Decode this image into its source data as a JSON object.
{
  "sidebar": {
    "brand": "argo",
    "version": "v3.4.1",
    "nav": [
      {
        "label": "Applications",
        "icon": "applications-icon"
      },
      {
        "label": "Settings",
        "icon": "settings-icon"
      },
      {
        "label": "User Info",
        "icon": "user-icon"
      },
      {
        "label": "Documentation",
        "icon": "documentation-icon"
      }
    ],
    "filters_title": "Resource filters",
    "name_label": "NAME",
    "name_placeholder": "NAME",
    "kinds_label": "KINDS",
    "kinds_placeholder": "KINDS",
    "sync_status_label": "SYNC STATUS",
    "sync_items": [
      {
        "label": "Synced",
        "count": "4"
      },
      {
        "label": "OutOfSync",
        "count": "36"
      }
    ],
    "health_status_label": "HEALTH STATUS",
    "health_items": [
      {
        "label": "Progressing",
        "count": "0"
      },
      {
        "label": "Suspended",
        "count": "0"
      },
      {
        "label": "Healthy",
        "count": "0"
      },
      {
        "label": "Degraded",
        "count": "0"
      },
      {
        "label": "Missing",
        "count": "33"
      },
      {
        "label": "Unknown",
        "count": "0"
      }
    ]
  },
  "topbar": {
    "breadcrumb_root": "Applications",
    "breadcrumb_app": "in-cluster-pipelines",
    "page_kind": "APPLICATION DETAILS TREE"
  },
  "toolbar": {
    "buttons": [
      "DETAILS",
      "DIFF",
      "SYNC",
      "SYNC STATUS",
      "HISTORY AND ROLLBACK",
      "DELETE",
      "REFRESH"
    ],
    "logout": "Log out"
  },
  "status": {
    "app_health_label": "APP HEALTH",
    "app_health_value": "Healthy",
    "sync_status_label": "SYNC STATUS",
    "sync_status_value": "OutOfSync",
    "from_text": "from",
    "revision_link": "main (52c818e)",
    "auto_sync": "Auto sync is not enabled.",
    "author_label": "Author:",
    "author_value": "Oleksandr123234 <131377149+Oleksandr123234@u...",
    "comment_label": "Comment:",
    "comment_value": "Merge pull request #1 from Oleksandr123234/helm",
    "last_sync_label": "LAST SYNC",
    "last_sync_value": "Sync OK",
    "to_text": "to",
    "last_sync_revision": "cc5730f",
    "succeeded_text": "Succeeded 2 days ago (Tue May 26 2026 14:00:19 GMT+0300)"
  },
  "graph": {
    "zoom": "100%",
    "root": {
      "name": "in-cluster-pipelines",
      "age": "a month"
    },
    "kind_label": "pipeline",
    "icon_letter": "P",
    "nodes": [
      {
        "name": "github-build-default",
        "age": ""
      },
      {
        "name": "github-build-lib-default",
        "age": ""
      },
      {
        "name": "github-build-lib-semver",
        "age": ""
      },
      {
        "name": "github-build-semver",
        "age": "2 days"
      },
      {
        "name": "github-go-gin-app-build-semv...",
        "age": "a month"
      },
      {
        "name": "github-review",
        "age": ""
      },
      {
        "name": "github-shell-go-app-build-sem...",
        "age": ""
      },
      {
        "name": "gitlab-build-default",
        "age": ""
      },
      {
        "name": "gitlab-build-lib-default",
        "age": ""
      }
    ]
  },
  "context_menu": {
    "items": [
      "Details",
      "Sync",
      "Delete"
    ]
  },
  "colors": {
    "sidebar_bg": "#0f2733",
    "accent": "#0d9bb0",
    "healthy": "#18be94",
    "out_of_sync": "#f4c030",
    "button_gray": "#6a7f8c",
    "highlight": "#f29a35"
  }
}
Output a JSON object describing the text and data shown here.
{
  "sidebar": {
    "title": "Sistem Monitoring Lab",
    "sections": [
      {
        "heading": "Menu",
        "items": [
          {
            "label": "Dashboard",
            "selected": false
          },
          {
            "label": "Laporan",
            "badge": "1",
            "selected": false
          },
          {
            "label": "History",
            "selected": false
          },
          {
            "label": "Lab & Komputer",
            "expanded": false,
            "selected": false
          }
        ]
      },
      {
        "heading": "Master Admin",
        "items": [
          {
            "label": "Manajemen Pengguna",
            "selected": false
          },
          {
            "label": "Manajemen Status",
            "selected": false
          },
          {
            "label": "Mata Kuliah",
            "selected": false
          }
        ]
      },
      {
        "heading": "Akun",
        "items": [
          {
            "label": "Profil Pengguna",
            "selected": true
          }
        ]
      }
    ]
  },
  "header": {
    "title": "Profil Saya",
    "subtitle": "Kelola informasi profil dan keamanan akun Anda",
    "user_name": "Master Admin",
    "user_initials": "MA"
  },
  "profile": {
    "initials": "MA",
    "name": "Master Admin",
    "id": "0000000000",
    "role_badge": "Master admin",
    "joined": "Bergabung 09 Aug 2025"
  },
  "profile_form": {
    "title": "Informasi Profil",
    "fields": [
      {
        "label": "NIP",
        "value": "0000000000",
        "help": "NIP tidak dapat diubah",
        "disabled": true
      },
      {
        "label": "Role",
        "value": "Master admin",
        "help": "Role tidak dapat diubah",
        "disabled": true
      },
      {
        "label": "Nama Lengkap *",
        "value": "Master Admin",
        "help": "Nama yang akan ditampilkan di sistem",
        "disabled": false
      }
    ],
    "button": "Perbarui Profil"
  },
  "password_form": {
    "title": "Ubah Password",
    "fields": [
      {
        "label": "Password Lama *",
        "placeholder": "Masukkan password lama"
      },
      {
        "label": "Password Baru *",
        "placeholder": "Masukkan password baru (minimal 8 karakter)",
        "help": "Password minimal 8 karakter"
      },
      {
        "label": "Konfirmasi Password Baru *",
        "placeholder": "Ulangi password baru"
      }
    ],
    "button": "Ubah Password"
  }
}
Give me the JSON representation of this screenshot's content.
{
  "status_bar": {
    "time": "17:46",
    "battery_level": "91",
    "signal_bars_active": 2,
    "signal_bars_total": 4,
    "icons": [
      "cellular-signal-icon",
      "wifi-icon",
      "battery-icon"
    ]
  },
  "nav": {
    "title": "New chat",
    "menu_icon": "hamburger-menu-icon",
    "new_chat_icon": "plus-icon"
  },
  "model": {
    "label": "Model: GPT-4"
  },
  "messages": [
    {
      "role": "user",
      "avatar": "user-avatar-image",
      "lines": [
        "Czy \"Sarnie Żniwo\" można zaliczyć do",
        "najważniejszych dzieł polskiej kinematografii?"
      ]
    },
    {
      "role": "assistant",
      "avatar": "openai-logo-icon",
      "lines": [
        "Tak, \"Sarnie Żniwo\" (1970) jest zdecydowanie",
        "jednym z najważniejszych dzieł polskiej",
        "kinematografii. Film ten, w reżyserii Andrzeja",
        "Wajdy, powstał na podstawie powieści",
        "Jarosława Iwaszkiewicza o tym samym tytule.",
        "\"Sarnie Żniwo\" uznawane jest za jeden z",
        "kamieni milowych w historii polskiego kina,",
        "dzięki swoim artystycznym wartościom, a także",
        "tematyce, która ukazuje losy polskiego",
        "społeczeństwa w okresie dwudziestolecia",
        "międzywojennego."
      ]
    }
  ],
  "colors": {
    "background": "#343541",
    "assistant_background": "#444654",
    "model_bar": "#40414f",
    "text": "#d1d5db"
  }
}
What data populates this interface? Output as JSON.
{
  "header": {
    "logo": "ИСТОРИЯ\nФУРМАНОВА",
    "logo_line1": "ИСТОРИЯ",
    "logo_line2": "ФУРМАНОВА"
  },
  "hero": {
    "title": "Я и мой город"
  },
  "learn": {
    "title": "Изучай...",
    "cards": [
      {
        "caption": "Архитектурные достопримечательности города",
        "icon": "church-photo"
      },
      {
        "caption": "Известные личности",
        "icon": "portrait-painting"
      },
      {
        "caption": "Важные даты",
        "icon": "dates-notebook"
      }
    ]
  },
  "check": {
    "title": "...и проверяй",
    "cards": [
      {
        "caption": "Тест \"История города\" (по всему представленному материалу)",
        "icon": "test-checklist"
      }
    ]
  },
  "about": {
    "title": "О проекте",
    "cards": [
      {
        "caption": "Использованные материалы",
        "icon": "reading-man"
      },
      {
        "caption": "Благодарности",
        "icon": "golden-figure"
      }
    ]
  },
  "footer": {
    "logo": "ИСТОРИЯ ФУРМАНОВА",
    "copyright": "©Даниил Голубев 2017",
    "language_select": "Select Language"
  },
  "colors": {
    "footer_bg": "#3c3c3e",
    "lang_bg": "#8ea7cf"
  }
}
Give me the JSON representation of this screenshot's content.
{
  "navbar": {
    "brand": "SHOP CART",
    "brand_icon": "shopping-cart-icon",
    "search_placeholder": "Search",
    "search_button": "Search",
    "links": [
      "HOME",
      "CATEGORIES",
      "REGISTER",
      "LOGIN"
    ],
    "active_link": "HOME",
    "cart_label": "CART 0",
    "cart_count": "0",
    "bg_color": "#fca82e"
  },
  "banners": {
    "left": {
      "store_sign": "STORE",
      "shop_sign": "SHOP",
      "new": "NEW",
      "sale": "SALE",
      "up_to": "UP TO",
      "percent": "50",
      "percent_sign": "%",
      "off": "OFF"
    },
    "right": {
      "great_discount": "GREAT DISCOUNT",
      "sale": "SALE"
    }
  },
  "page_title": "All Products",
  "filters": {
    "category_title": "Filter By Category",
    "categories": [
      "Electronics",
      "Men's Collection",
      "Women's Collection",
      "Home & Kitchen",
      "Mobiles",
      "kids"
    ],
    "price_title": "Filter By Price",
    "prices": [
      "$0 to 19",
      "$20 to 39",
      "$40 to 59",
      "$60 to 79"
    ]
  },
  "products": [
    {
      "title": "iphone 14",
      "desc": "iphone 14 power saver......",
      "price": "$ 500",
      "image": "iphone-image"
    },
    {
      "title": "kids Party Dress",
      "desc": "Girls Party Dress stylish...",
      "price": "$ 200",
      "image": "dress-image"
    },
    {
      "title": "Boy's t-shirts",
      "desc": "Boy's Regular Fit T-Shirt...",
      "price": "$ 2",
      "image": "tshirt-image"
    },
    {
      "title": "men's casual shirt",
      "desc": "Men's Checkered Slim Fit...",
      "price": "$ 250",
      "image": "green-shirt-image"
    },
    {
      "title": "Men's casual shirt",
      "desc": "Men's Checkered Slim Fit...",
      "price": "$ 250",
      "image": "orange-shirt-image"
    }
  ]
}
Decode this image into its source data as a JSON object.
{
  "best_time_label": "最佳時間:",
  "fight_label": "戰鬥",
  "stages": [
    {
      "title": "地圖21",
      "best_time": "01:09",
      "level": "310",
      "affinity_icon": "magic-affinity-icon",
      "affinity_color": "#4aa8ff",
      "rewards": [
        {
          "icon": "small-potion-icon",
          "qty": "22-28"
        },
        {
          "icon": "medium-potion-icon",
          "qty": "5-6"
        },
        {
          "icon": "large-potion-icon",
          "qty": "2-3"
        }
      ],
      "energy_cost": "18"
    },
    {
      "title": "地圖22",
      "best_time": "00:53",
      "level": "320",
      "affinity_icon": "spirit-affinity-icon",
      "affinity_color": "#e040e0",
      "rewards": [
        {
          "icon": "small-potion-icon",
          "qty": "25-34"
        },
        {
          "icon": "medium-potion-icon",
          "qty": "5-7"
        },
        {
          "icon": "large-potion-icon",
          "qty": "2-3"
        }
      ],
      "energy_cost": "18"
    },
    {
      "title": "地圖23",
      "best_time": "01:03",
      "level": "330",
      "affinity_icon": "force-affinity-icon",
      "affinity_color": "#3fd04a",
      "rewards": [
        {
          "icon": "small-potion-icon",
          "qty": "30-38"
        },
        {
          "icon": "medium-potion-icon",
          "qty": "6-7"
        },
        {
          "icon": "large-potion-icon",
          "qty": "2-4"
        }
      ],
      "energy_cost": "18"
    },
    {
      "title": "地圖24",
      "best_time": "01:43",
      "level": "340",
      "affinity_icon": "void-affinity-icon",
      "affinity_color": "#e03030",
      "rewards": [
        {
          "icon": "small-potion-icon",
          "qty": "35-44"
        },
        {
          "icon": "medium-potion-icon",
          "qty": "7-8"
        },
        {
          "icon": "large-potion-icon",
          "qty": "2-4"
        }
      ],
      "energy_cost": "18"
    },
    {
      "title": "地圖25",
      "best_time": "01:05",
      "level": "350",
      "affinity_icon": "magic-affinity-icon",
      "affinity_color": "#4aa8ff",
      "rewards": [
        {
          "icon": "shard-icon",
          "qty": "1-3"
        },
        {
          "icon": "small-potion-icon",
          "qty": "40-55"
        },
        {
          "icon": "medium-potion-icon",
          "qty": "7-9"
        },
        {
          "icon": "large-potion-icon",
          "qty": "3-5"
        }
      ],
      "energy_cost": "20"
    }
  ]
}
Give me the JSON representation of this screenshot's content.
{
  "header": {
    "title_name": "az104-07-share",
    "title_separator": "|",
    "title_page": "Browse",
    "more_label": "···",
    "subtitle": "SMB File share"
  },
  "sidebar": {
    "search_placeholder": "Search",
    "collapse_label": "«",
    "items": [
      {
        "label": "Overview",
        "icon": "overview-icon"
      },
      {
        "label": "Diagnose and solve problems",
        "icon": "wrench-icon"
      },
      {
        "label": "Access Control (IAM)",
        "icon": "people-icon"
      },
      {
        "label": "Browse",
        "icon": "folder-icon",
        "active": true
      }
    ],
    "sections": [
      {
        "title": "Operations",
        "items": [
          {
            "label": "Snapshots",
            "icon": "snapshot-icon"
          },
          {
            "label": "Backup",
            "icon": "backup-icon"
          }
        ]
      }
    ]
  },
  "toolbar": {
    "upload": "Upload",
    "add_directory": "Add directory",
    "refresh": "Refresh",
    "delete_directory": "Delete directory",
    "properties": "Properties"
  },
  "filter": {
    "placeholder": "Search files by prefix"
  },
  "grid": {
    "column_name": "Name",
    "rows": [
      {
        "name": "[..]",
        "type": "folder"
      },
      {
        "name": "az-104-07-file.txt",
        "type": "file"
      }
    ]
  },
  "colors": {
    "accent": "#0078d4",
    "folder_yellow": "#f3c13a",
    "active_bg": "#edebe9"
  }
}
□ □ □ □ □ □ □
### Directive
How many lines in these entries contain the string "build"? State the number and nothing more.

### The response
8